• Task requirements: Output the data word for word, dropping every image.

• Figure dataset records:
######

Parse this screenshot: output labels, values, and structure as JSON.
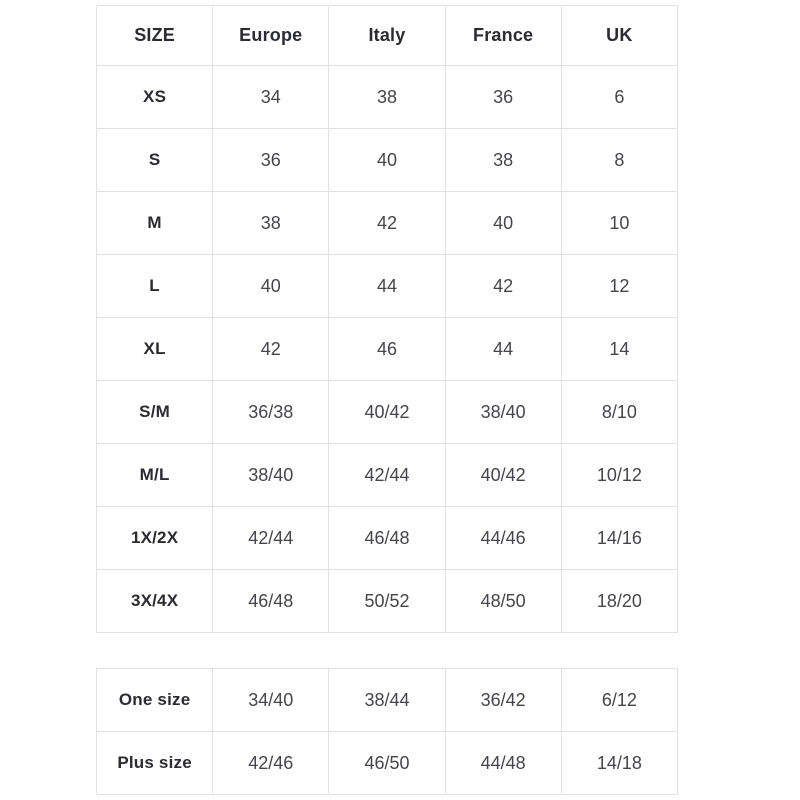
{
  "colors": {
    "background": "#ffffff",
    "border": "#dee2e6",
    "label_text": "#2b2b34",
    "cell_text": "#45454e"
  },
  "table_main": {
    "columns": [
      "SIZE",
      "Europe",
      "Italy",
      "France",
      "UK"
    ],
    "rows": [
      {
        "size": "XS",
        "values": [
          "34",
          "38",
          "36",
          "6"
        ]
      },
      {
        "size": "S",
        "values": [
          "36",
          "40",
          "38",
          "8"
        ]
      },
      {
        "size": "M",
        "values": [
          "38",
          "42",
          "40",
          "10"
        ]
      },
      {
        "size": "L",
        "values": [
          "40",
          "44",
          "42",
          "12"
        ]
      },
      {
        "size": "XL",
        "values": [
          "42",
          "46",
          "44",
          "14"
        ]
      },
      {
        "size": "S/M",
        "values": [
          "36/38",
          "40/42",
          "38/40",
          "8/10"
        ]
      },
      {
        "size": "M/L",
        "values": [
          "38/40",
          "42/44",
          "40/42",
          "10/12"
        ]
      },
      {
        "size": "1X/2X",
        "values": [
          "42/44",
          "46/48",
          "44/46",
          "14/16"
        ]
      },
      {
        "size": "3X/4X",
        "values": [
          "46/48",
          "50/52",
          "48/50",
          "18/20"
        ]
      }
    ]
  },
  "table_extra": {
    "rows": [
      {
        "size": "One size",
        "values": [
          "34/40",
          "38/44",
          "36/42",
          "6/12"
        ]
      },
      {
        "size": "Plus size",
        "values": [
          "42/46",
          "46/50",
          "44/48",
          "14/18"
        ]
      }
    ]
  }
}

######

• Exercise solution:
Parse this screenshot: output labels, values, and structure as JSON.
{
  "colors": {
    "background": "#ffffff",
    "border": "#dee2e6",
    "label_text": "#2b2b34",
    "cell_text": "#45454e"
  },
  "table_main": {
    "columns": [
      "SIZE",
      "Europe",
      "Italy",
      "France",
      "UK"
    ],
    "rows": [
      {
        "size": "XS",
        "values": [
          "34",
          "38",
          "36",
          "6"
        ]
      },
      {
        "size": "S",
        "values": [
          "36",
          "40",
          "38",
          "8"
        ]
      },
      {
        "size": "M",
        "values": [
          "38",
          "42",
          "40",
          "10"
        ]
      },
      {
        "size": "L",
        "values": [
          "40",
          "44",
          "42",
          "12"
        ]
      },
      {
        "size": "XL",
        "values": [
          "42",
          "46",
          "44",
          "14"
        ]
      },
      {
        "size": "S/M",
        "values": [
          "36/38",
          "40/42",
          "38/40",
          "8/10"
        ]
      },
      {
        "size": "M/L",
        "values": [
          "38/40",
          "42/44",
          "40/42",
          "10/12"
        ]
      },
      {
        "size": "1X/2X",
        "values": [
          "42/44",
          "46/48",
          "44/46",
          "14/16"
        ]
      },
      {
        "size": "3X/4X",
        "values": [
          "46/48",
          "50/52",
          "48/50",
          "18/20"
        ]
      }
    ]
  },
  "table_extra": {
    "rows": [
      {
        "size": "One size",
        "values": [
          "34/40",
          "38/44",
          "36/42",
          "6/12"
        ]
      },
      {
        "size": "Plus size",
        "values": [
          "42/46",
          "46/50",
          "44/48",
          "14/18"
        ]
      }
    ]
  }
}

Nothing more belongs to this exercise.